#### RECORDS SUPPLIED
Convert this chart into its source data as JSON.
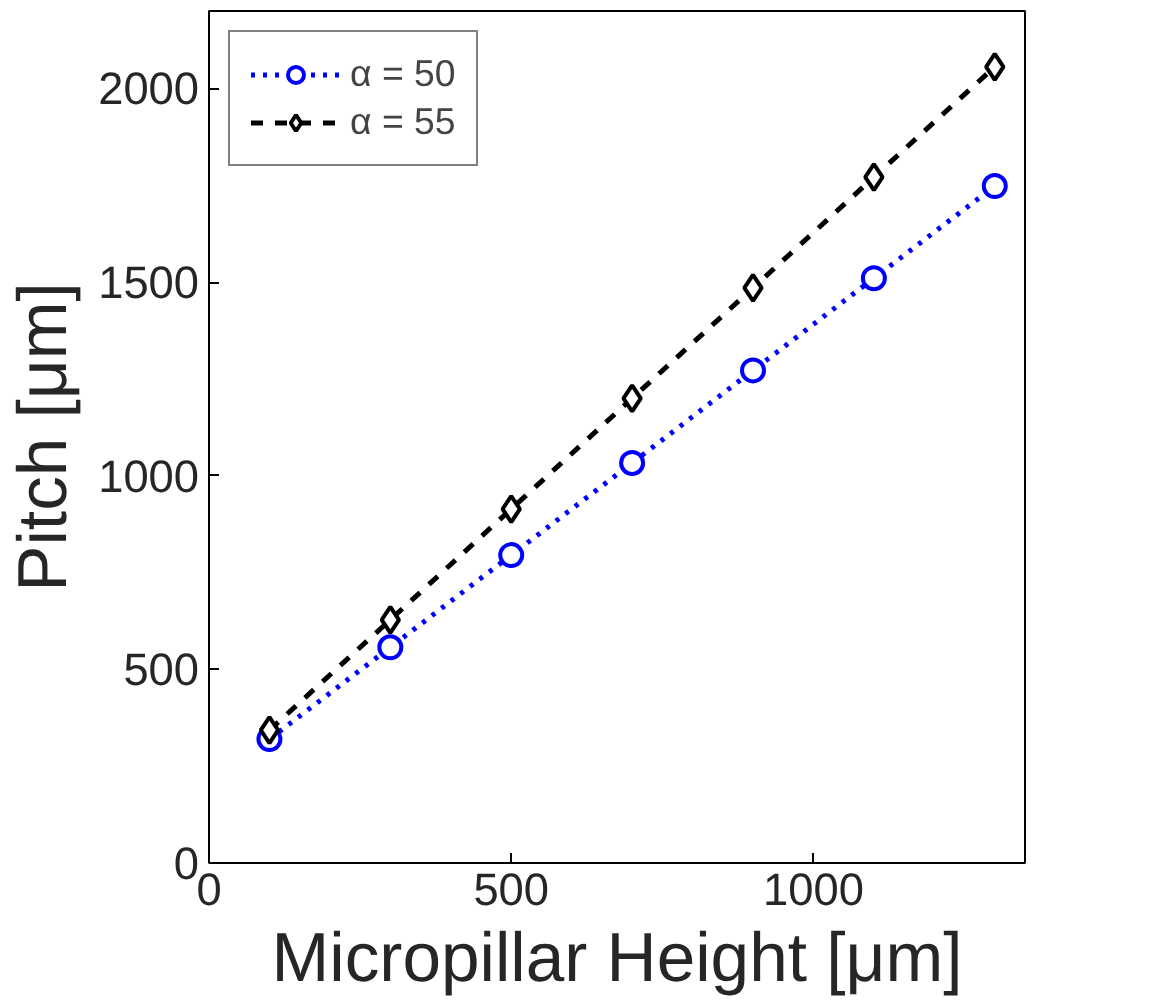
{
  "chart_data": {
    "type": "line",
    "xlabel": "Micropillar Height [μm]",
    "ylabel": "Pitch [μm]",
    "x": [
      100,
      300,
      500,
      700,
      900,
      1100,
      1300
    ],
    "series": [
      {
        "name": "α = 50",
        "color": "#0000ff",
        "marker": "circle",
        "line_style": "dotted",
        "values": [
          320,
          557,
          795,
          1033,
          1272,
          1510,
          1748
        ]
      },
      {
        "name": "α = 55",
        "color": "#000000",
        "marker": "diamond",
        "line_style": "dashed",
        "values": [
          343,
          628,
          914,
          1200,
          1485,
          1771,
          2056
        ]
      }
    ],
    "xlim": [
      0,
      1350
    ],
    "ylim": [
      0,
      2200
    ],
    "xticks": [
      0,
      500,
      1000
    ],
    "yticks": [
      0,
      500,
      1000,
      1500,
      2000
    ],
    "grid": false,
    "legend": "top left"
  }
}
########
#### RECORDS SUPPLIED
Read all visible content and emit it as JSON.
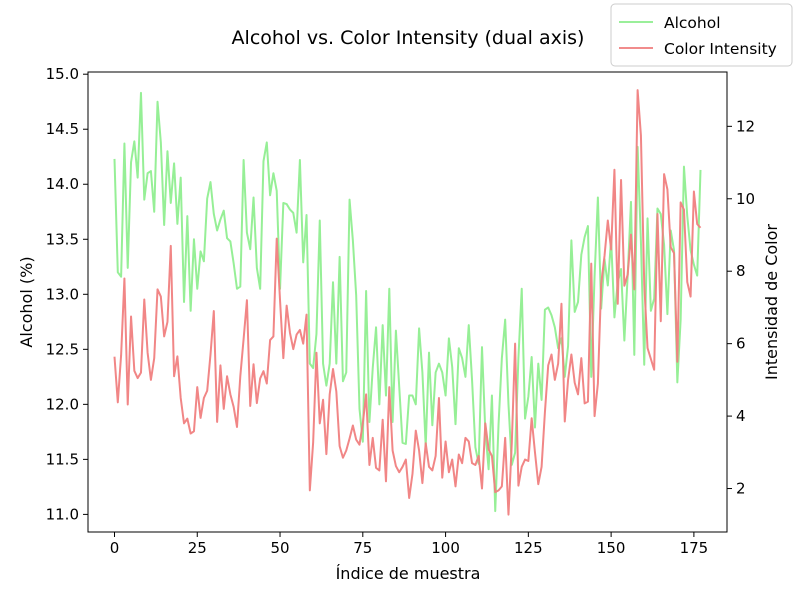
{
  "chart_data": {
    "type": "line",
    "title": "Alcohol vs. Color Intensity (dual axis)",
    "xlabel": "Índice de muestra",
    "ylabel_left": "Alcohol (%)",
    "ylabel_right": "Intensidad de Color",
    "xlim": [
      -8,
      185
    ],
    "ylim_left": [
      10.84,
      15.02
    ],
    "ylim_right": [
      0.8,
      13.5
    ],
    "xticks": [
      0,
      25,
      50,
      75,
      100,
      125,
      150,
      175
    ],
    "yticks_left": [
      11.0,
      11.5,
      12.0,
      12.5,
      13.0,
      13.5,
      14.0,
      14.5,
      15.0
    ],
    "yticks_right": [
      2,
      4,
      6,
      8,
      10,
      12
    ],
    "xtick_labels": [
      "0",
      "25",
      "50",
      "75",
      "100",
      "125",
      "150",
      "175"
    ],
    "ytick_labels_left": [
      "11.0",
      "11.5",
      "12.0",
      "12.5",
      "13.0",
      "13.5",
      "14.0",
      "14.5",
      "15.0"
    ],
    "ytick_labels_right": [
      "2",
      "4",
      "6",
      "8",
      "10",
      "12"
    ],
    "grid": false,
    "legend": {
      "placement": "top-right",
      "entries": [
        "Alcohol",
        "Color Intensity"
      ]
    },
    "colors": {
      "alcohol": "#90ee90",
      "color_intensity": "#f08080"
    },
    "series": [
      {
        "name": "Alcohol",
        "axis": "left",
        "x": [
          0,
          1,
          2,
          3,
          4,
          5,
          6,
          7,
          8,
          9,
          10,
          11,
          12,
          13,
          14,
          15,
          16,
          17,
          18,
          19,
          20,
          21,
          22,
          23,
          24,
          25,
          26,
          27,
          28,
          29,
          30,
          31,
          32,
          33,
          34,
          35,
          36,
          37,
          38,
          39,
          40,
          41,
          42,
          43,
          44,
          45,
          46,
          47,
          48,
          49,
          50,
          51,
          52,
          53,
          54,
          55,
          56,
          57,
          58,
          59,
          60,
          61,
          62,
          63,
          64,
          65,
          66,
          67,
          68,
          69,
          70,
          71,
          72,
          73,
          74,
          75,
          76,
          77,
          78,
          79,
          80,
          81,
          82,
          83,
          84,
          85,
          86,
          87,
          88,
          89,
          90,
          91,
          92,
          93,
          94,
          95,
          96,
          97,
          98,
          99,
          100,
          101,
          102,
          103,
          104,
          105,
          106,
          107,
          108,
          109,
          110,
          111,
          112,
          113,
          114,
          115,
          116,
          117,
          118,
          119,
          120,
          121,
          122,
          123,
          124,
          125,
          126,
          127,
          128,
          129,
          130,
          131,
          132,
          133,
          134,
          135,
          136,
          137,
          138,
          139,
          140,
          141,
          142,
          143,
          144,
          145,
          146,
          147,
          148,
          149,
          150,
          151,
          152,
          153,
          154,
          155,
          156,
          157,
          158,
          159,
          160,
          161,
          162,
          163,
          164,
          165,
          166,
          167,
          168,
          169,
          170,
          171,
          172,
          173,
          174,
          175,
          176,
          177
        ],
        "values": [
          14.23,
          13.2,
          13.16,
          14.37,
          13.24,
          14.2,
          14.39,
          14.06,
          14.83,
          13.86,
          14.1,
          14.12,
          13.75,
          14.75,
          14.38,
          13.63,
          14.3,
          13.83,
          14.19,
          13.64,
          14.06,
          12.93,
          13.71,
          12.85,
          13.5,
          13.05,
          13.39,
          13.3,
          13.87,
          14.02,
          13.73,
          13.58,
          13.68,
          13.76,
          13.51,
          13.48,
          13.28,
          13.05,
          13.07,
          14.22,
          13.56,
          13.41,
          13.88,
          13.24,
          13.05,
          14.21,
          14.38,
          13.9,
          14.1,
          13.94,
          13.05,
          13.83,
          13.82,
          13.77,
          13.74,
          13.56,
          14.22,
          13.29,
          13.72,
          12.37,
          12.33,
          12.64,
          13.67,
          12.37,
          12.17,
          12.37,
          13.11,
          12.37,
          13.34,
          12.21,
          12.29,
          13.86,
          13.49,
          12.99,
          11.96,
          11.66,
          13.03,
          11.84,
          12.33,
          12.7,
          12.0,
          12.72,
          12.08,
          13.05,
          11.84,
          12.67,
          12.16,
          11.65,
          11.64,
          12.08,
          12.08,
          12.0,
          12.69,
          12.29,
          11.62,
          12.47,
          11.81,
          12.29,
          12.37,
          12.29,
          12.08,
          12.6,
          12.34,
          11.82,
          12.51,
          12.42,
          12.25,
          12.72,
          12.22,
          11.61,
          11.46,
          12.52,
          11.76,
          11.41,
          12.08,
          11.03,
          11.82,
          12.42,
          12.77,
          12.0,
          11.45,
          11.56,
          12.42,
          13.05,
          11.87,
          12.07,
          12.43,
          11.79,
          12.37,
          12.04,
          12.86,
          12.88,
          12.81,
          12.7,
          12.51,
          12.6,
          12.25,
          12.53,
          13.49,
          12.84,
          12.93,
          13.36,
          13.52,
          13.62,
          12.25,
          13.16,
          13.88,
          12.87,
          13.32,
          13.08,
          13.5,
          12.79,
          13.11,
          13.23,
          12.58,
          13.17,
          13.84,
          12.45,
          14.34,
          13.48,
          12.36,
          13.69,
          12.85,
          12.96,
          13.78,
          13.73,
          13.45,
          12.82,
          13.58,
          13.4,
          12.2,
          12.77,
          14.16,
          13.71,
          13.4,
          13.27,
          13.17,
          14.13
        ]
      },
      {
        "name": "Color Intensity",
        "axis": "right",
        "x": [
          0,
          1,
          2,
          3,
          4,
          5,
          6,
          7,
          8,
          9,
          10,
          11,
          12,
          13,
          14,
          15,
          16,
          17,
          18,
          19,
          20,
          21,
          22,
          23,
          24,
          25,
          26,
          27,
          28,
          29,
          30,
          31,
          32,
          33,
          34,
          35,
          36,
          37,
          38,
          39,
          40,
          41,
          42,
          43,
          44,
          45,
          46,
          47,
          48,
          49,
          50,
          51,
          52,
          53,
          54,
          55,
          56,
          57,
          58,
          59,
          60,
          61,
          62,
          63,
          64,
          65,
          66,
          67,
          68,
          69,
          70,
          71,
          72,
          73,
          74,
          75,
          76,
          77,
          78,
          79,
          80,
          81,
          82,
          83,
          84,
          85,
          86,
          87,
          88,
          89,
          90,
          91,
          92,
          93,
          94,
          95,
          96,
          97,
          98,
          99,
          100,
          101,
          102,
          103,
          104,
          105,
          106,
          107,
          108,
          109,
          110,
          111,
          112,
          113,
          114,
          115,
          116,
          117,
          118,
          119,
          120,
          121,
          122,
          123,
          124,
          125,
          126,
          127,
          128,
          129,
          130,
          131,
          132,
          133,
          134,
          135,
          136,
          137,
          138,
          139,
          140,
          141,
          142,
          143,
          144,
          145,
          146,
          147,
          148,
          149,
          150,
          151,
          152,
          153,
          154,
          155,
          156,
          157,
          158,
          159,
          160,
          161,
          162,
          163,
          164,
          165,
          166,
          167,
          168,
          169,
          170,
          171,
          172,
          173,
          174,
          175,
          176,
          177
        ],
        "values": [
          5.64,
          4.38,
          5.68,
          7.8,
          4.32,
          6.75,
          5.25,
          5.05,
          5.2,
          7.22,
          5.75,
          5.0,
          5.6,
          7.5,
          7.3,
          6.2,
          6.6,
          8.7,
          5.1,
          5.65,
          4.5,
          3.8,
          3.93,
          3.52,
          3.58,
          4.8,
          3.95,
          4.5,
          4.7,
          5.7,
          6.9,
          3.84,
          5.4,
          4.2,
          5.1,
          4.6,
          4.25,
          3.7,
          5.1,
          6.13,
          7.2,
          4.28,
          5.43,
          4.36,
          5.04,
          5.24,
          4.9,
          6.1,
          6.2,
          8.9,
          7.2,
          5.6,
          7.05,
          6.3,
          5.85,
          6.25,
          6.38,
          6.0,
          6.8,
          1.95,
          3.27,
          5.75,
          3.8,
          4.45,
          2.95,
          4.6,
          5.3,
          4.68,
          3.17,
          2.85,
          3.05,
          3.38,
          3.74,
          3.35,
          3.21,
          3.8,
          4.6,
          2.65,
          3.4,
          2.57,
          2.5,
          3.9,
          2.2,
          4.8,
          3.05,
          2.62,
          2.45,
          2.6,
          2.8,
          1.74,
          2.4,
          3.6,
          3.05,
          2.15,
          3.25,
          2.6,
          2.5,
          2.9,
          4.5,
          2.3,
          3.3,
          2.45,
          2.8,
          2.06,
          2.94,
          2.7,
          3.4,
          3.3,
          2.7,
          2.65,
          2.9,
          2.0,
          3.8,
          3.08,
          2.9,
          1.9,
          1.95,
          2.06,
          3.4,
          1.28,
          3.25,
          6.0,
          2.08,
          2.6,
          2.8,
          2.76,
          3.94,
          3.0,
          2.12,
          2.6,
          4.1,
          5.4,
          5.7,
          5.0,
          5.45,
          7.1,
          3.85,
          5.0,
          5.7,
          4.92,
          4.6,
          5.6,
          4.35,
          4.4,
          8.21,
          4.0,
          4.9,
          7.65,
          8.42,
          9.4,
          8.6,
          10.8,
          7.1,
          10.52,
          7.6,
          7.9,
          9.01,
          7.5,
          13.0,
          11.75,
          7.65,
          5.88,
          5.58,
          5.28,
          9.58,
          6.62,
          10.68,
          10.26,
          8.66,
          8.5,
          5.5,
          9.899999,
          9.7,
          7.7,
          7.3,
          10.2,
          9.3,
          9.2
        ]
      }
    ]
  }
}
########
**YOUR GOAL:** Write down the number of lines where the word "JSON" appears, and nothing further.

**SOLUTION TO THE EXERCISE:** 2